Stored data entries

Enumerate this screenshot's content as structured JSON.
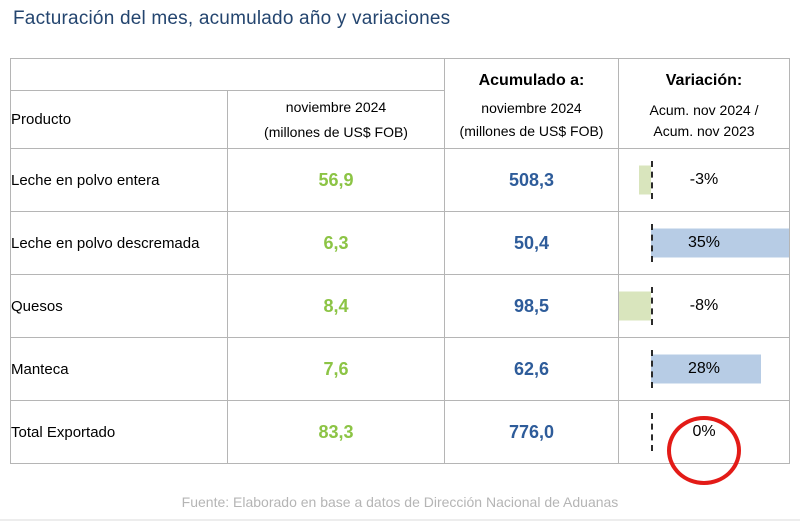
{
  "title": "Facturación del mes, acumulado año y variaciones",
  "footer": "Fuente: Elaborado en base a datos de Dirección Nacional de Aduanas",
  "colors": {
    "title_blue": "#24456F",
    "value_green": "#8CC445",
    "value_blue": "#2E5C9A",
    "bar_green": "#D9E5BD",
    "bar_blue": "#B7CCE5",
    "circle_red": "#E31B17",
    "border_gray": "#B5B5B5",
    "footer_gray": "#B5B5B5"
  },
  "table": {
    "header": {
      "producto": "Producto",
      "month_line1": "noviembre 2024",
      "month_line2": "(millones de US$ FOB)",
      "acum_title": "Acumulado a:",
      "acum_line1": "noviembre 2024",
      "acum_line2": "(millones de US$ FOB)",
      "var_title": "Variación:",
      "var_line1": "Acum. nov 2024 /",
      "var_line2": "Acum. nov 2023"
    },
    "bar_axis": {
      "min": -8,
      "max": 35
    },
    "rows": [
      {
        "product": "Leche en polvo entera",
        "month": "56,9",
        "accumulated": "508,3",
        "variation_label": "-3%",
        "variation_value": -3,
        "highlighted": false
      },
      {
        "product": "Leche en polvo descremada",
        "month": "6,3",
        "accumulated": "50,4",
        "variation_label": "35%",
        "variation_value": 35,
        "highlighted": false
      },
      {
        "product": "Quesos",
        "month": "8,4",
        "accumulated": "98,5",
        "variation_label": "-8%",
        "variation_value": -8,
        "highlighted": false
      },
      {
        "product": "Manteca",
        "month": "7,6",
        "accumulated": "62,6",
        "variation_label": "28%",
        "variation_value": 28,
        "highlighted": false
      },
      {
        "product": "Total Exportado",
        "month": "83,3",
        "accumulated": "776,0",
        "variation_label": "0%",
        "variation_value": 0,
        "highlighted": true
      }
    ]
  },
  "chart_data": {
    "type": "table",
    "title": "Facturación del mes, acumulado año y variaciones",
    "columns": [
      "Producto",
      "noviembre 2024 (millones de US$ FOB)",
      "Acumulado a: noviembre 2024 (millones de US$ FOB)",
      "Variación: Acum. nov 2024 / Acum. nov 2023"
    ],
    "rows": [
      [
        "Leche en polvo entera",
        56.9,
        508.3,
        "-3%"
      ],
      [
        "Leche en polvo descremada",
        6.3,
        50.4,
        "35%"
      ],
      [
        "Quesos",
        8.4,
        98.5,
        "-8%"
      ],
      [
        "Manteca",
        7.6,
        62.6,
        "28%"
      ],
      [
        "Total Exportado",
        83.3,
        776.0,
        "0%"
      ]
    ],
    "variation_bars": {
      "type": "bar",
      "orientation": "horizontal",
      "categories": [
        "Leche en polvo entera",
        "Leche en polvo descremada",
        "Quesos",
        "Manteca",
        "Total Exportado"
      ],
      "values": [
        -3,
        35,
        -8,
        28,
        0
      ],
      "axis_range": [
        -8,
        35
      ],
      "negative_color": "#D9E5BD",
      "positive_color": "#B7CCE5",
      "zero_axis_style": "dashed"
    },
    "annotation": "red circle drawn around the 0% variation of Total Exportado"
  }
}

## AIM
Copy the records above exactly, leaving out every picture.

## FINISHED EXERCISE
Enumerate this screenshot's content as structured JSON.
{
  "title": "Facturación del mes, acumulado año y variaciones",
  "footer": "Fuente: Elaborado en base a datos de Dirección Nacional de Aduanas",
  "colors": {
    "title_blue": "#24456F",
    "value_green": "#8CC445",
    "value_blue": "#2E5C9A",
    "bar_green": "#D9E5BD",
    "bar_blue": "#B7CCE5",
    "circle_red": "#E31B17",
    "border_gray": "#B5B5B5",
    "footer_gray": "#B5B5B5"
  },
  "table": {
    "header": {
      "producto": "Producto",
      "month_line1": "noviembre 2024",
      "month_line2": "(millones de US$ FOB)",
      "acum_title": "Acumulado a:",
      "acum_line1": "noviembre 2024",
      "acum_line2": "(millones de US$ FOB)",
      "var_title": "Variación:",
      "var_line1": "Acum. nov 2024 /",
      "var_line2": "Acum. nov 2023"
    },
    "bar_axis": {
      "min": -8,
      "max": 35
    },
    "rows": [
      {
        "product": "Leche en polvo entera",
        "month": "56,9",
        "accumulated": "508,3",
        "variation_label": "-3%",
        "variation_value": -3,
        "highlighted": false
      },
      {
        "product": "Leche en polvo descremada",
        "month": "6,3",
        "accumulated": "50,4",
        "variation_label": "35%",
        "variation_value": 35,
        "highlighted": false
      },
      {
        "product": "Quesos",
        "month": "8,4",
        "accumulated": "98,5",
        "variation_label": "-8%",
        "variation_value": -8,
        "highlighted": false
      },
      {
        "product": "Manteca",
        "month": "7,6",
        "accumulated": "62,6",
        "variation_label": "28%",
        "variation_value": 28,
        "highlighted": false
      },
      {
        "product": "Total Exportado",
        "month": "83,3",
        "accumulated": "776,0",
        "variation_label": "0%",
        "variation_value": 0,
        "highlighted": true
      }
    ]
  },
  "chart_data": {
    "type": "table",
    "title": "Facturación del mes, acumulado año y variaciones",
    "columns": [
      "Producto",
      "noviembre 2024 (millones de US$ FOB)",
      "Acumulado a: noviembre 2024 (millones de US$ FOB)",
      "Variación: Acum. nov 2024 / Acum. nov 2023"
    ],
    "rows": [
      [
        "Leche en polvo entera",
        56.9,
        508.3,
        "-3%"
      ],
      [
        "Leche en polvo descremada",
        6.3,
        50.4,
        "35%"
      ],
      [
        "Quesos",
        8.4,
        98.5,
        "-8%"
      ],
      [
        "Manteca",
        7.6,
        62.6,
        "28%"
      ],
      [
        "Total Exportado",
        83.3,
        776.0,
        "0%"
      ]
    ],
    "variation_bars": {
      "type": "bar",
      "orientation": "horizontal",
      "categories": [
        "Leche en polvo entera",
        "Leche en polvo descremada",
        "Quesos",
        "Manteca",
        "Total Exportado"
      ],
      "values": [
        -3,
        35,
        -8,
        28,
        0
      ],
      "axis_range": [
        -8,
        35
      ],
      "negative_color": "#D9E5BD",
      "positive_color": "#B7CCE5",
      "zero_axis_style": "dashed"
    },
    "annotation": "red circle drawn around the 0% variation of Total Exportado"
  }
}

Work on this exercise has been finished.